Dataset records =
>> BEGIN
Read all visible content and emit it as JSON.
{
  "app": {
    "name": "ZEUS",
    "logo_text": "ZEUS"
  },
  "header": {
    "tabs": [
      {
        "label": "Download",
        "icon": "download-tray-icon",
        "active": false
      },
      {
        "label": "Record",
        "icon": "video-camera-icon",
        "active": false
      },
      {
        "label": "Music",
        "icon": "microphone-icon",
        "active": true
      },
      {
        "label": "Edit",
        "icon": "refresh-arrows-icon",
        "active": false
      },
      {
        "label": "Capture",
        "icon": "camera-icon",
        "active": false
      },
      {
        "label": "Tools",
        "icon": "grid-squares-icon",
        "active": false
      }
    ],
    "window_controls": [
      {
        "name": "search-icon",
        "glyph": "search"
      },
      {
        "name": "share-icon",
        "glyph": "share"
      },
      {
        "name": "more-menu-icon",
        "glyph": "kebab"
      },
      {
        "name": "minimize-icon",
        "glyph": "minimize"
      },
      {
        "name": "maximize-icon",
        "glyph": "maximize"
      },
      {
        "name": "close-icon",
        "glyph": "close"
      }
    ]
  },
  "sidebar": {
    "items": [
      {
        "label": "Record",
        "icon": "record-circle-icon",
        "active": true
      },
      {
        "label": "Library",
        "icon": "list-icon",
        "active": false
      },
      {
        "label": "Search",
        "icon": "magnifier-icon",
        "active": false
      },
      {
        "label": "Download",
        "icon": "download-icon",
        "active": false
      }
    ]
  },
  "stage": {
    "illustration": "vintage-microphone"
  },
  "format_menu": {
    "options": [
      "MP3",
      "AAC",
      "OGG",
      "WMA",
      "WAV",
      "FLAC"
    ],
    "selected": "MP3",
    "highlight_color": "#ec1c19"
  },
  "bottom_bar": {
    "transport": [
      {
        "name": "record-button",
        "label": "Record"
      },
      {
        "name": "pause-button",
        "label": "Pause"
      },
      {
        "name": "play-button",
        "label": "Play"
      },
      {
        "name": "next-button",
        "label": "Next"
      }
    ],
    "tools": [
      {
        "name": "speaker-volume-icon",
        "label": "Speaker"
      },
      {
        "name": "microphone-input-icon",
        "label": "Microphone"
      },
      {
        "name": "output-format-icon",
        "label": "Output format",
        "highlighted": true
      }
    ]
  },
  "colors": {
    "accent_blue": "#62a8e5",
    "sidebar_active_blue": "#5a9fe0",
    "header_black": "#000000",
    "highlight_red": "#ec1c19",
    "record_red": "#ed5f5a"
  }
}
>> END
STATED EXERCISE =
Type out the whole listing above again, exactly as it stands.

SOLUTION TO THIS PROBLEM =
Read all visible content and emit it as JSON.
{
  "app": {
    "name": "ZEUS",
    "logo_text": "ZEUS"
  },
  "header": {
    "tabs": [
      {
        "label": "Download",
        "icon": "download-tray-icon",
        "active": false
      },
      {
        "label": "Record",
        "icon": "video-camera-icon",
        "active": false
      },
      {
        "label": "Music",
        "icon": "microphone-icon",
        "active": true
      },
      {
        "label": "Edit",
        "icon": "refresh-arrows-icon",
        "active": false
      },
      {
        "label": "Capture",
        "icon": "camera-icon",
        "active": false
      },
      {
        "label": "Tools",
        "icon": "grid-squares-icon",
        "active": false
      }
    ],
    "window_controls": [
      {
        "name": "search-icon",
        "glyph": "search"
      },
      {
        "name": "share-icon",
        "glyph": "share"
      },
      {
        "name": "more-menu-icon",
        "glyph": "kebab"
      },
      {
        "name": "minimize-icon",
        "glyph": "minimize"
      },
      {
        "name": "maximize-icon",
        "glyph": "maximize"
      },
      {
        "name": "close-icon",
        "glyph": "close"
      }
    ]
  },
  "sidebar": {
    "items": [
      {
        "label": "Record",
        "icon": "record-circle-icon",
        "active": true
      },
      {
        "label": "Library",
        "icon": "list-icon",
        "active": false
      },
      {
        "label": "Search",
        "icon": "magnifier-icon",
        "active": false
      },
      {
        "label": "Download",
        "icon": "download-icon",
        "active": false
      }
    ]
  },
  "stage": {
    "illustration": "vintage-microphone"
  },
  "format_menu": {
    "options": [
      "MP3",
      "AAC",
      "OGG",
      "WMA",
      "WAV",
      "FLAC"
    ],
    "selected": "MP3",
    "highlight_color": "#ec1c19"
  },
  "bottom_bar": {
    "transport": [
      {
        "name": "record-button",
        "label": "Record"
      },
      {
        "name": "pause-button",
        "label": "Pause"
      },
      {
        "name": "play-button",
        "label": "Play"
      },
      {
        "name": "next-button",
        "label": "Next"
      }
    ],
    "tools": [
      {
        "name": "speaker-volume-icon",
        "label": "Speaker"
      },
      {
        "name": "microphone-input-icon",
        "label": "Microphone"
      },
      {
        "name": "output-format-icon",
        "label": "Output format",
        "highlighted": true
      }
    ]
  },
  "colors": {
    "accent_blue": "#62a8e5",
    "sidebar_active_blue": "#5a9fe0",
    "header_black": "#000000",
    "highlight_red": "#ec1c19",
    "record_red": "#ed5f5a"
  }
}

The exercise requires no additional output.